Exercise tasks:
A) Rename "Tian'e Lake" as "Swan Lake" throughout the lake safety report, beginning at the words "An urban management" and stopping after "out its hazards.".
B) Write what comes next in the lake safety report, picking up after its last sentence.

Text shown:
--------

An urban management officer warns visitors of danger at Tian'e Lake in Hefei, Anhui province. CHINA DAILY
Tian'e Lake in Hefei, Anhui province, can be deadly if visitors don't heed the warnings of Xu Jian and his fellow urban management officers, who patrol the waters day and night and point out its hazards.
A man-made reservoir in the city's Shushan district, Tian'e Lake was opened to the public in 2004. Since then, at least 66 people have drowned, according to media reports.
"Most of the victims were swimmers; others committed suicide," said Xu, deputy head of the Tian'e Lake team of urban management officers, who has been patrolling the lake for years.
When a heat wave hits the city, people flood to the lake. To keep them away from dangers beneath the water, 106 urban management officers are asked to stay on high alert, although the lake measures just 800 meters north to south and 1.5 kilometers east to west.
"Working in four shifts each day, the lifeguards patrol the lake 24 hours," Xu said-even at times in winter.
"The water is shallow in areas close to the lake's shore but deepens sharply after a few meters," said Xu, adding that the lake bottom takes the shape of a pot.

--------

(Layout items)
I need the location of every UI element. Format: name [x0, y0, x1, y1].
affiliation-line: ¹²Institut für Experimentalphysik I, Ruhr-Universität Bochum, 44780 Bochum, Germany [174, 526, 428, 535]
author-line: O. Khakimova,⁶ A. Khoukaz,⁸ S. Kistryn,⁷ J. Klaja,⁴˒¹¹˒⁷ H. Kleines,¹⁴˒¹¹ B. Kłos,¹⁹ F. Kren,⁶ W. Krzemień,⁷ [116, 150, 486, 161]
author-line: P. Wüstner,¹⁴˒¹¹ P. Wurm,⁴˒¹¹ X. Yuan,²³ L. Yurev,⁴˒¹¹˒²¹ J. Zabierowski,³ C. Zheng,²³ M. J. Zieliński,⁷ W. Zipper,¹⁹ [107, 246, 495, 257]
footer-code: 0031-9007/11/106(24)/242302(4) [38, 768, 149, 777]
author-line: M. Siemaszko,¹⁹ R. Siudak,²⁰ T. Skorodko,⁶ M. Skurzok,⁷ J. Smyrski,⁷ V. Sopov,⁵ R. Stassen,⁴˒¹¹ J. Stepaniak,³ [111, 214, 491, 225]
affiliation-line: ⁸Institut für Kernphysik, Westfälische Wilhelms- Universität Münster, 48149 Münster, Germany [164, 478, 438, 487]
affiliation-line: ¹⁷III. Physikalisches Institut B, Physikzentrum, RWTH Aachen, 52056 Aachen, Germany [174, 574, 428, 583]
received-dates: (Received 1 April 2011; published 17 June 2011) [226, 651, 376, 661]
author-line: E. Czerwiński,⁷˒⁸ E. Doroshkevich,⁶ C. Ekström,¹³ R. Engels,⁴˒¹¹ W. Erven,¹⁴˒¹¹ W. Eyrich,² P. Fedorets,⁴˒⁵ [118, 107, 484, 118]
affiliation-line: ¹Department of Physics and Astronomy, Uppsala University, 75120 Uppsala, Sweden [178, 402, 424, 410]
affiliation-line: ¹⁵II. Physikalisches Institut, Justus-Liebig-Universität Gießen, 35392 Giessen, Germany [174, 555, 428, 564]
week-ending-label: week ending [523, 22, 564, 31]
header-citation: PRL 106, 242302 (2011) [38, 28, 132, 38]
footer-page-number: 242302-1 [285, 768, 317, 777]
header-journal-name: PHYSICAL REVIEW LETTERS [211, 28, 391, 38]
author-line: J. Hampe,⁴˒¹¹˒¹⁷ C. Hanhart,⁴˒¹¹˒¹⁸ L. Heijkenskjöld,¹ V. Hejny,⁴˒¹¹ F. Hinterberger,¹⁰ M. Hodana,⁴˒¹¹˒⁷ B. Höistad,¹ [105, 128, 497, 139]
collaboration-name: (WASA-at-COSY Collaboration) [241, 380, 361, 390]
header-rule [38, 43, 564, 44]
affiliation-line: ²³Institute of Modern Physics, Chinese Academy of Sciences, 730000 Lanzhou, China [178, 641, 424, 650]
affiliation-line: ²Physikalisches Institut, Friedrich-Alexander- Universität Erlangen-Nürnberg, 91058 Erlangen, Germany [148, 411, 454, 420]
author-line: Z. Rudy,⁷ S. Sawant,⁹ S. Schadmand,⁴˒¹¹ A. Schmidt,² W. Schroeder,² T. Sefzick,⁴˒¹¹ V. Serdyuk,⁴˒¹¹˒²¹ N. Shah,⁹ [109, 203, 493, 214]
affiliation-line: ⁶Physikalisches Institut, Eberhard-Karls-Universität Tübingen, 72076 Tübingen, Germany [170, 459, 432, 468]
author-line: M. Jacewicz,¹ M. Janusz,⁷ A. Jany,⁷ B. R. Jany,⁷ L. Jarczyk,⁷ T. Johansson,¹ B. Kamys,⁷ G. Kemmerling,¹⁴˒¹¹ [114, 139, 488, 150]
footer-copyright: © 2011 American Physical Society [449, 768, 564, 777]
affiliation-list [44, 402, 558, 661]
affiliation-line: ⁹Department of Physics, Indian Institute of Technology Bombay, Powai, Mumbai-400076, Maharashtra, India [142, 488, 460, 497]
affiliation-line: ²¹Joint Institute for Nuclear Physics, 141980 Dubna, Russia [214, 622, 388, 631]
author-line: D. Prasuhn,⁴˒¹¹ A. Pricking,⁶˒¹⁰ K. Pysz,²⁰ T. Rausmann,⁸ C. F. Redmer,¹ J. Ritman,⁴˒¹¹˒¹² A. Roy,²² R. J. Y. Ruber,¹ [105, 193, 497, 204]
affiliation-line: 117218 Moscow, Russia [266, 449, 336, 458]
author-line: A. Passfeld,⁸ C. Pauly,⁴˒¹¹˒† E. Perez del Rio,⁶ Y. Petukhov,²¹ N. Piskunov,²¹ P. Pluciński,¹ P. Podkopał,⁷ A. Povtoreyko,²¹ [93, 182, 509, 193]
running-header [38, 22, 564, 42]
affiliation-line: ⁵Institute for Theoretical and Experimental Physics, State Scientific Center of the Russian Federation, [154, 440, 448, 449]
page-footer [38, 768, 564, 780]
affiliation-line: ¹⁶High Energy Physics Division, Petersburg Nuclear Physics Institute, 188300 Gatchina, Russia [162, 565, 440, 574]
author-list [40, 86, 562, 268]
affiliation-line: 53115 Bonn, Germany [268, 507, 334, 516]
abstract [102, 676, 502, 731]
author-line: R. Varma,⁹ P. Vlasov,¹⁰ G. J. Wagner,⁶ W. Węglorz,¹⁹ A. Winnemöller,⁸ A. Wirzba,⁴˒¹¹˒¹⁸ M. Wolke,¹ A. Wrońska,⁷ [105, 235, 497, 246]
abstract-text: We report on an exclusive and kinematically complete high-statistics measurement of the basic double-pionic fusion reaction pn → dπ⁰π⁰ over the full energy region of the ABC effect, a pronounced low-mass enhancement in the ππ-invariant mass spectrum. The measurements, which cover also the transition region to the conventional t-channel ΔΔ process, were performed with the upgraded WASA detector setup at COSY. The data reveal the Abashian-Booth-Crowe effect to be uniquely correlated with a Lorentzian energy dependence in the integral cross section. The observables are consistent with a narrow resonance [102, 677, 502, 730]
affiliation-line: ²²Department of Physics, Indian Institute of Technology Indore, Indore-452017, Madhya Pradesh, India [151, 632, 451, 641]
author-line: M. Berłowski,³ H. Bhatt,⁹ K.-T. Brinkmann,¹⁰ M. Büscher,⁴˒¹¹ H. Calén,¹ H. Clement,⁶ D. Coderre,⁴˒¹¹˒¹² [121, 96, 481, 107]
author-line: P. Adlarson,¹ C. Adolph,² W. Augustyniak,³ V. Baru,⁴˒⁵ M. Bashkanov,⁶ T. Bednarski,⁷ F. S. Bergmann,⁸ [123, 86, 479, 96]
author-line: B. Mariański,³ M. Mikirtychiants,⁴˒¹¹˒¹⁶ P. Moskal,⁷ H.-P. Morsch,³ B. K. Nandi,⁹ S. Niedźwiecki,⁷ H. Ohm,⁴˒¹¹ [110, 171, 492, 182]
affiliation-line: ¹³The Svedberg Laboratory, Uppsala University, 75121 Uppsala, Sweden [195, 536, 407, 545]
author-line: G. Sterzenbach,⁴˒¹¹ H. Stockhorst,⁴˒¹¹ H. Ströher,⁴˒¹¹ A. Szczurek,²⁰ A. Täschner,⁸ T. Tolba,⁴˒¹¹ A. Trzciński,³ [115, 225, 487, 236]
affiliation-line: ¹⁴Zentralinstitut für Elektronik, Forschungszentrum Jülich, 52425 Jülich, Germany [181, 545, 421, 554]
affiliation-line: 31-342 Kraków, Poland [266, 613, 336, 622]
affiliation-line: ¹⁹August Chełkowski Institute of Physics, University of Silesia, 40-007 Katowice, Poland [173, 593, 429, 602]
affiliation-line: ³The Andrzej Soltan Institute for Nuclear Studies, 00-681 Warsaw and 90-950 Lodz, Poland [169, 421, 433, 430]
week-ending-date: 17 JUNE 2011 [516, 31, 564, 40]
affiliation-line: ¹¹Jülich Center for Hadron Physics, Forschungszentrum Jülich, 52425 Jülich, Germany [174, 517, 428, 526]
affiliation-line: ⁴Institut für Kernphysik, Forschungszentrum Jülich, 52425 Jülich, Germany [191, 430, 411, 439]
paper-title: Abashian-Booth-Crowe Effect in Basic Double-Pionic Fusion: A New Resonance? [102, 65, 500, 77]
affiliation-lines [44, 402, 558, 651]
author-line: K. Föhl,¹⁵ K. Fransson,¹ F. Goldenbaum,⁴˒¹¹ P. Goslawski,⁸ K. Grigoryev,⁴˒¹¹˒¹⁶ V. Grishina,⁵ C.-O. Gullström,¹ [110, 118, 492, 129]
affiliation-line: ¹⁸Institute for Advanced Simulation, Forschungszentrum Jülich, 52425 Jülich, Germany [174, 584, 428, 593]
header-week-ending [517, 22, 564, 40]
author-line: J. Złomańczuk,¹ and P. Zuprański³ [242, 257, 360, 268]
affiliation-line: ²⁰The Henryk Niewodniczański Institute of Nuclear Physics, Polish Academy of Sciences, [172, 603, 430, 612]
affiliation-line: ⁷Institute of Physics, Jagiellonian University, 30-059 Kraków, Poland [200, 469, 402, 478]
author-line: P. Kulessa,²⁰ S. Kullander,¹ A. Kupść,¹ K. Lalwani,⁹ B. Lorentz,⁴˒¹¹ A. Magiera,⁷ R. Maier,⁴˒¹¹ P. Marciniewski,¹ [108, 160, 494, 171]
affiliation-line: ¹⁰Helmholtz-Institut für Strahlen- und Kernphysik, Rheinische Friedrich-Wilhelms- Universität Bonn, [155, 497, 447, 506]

--------

The responses:
A)
An urban management officer warns visitors of danger at Swan Lake in Hefei, Anhui province. CHINA DAILY
Swan Lake in Hefei, Anhui province, can be deadly if visitors don't heed the warnings of Xu Jian and his fellow urban management officers, who patrol the waters day and night and point out its hazards.

B)
The lake was once a deep pond when the area was farmland 12 years ago, surrounded by high buildings. Then the city excavated to make it bigger and turned the area into a park.
A lot of sand was placed along the southern bank to make a beach, so residents would be able to enjoy the cool water on hot days.
Though there are signs reminding people of the dangerous underwater landscape, some swimmers pay no heed, overconfident about their skills, Xu said.
When he is on duty, he must walk continuously around the lake, more than 4 kilometers in circumference, or sometimes use a patrol boat.
Every time he sees someone cross the danger line-a rope with some floating balls attached-Xu gets nervous and shouts to them with a bullhorn.
"Most of the tourists will listen to us, while others just don't bother," Xu said."There are also people who not only don't listen to us but even attack us when we try to get them out of the water."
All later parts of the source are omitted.